WRITTEN EXERCISE:
Give every line back verbatim, dropping all images.

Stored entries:
▬▬▬
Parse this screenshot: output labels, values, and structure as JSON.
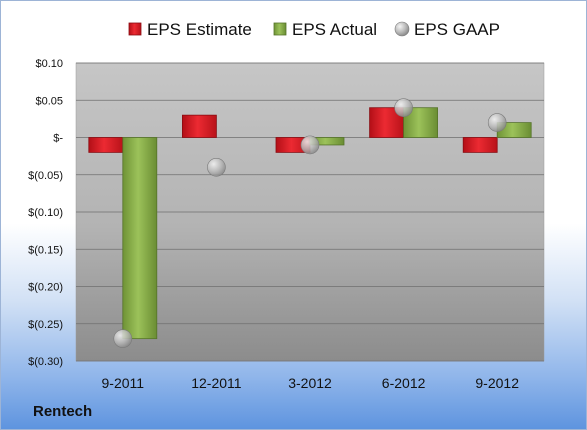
{
  "company": "Rentech",
  "chart_data": {
    "type": "bar",
    "categories": [
      "9-2011",
      "12-2011",
      "3-2012",
      "6-2012",
      "9-2012"
    ],
    "series": [
      {
        "name": "EPS Estimate",
        "kind": "bar",
        "color": "#e0222b",
        "values": [
          -0.02,
          0.03,
          -0.02,
          0.04,
          -0.02
        ]
      },
      {
        "name": "EPS Actual",
        "kind": "bar",
        "color": "#8fb84f",
        "values": [
          -0.27,
          null,
          -0.01,
          0.04,
          0.02
        ]
      },
      {
        "name": "EPS GAAP",
        "kind": "scatter",
        "color": "#b8b8b8",
        "values": [
          -0.27,
          -0.04,
          -0.01,
          0.04,
          0.02
        ]
      }
    ],
    "ylim": [
      -0.3,
      0.1
    ],
    "yticks": [
      0.1,
      0.05,
      0,
      -0.05,
      -0.1,
      -0.15,
      -0.2,
      -0.25,
      -0.3
    ],
    "ytick_labels": [
      "$0.10",
      "$0.05",
      "$-",
      "$(0.05)",
      "$(0.10)",
      "$(0.15)",
      "$(0.20)",
      "$(0.25)",
      "$(0.30)"
    ],
    "grid": true,
    "legend_position": "top"
  }
}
▬▬▬
TASK SOLUTION:
Parse this screenshot: output labels, values, and structure as JSON.
{
  "company": "Rentech",
  "chart_data": {
    "type": "bar",
    "categories": [
      "9-2011",
      "12-2011",
      "3-2012",
      "6-2012",
      "9-2012"
    ],
    "series": [
      {
        "name": "EPS Estimate",
        "kind": "bar",
        "color": "#e0222b",
        "values": [
          -0.02,
          0.03,
          -0.02,
          0.04,
          -0.02
        ]
      },
      {
        "name": "EPS Actual",
        "kind": "bar",
        "color": "#8fb84f",
        "values": [
          -0.27,
          null,
          -0.01,
          0.04,
          0.02
        ]
      },
      {
        "name": "EPS GAAP",
        "kind": "scatter",
        "color": "#b8b8b8",
        "values": [
          -0.27,
          -0.04,
          -0.01,
          0.04,
          0.02
        ]
      }
    ],
    "ylim": [
      -0.3,
      0.1
    ],
    "yticks": [
      0.1,
      0.05,
      0,
      -0.05,
      -0.1,
      -0.15,
      -0.2,
      -0.25,
      -0.3
    ],
    "ytick_labels": [
      "$0.10",
      "$0.05",
      "$-",
      "$(0.05)",
      "$(0.10)",
      "$(0.15)",
      "$(0.20)",
      "$(0.25)",
      "$(0.30)"
    ],
    "grid": true,
    "legend_position": "top"
  }
}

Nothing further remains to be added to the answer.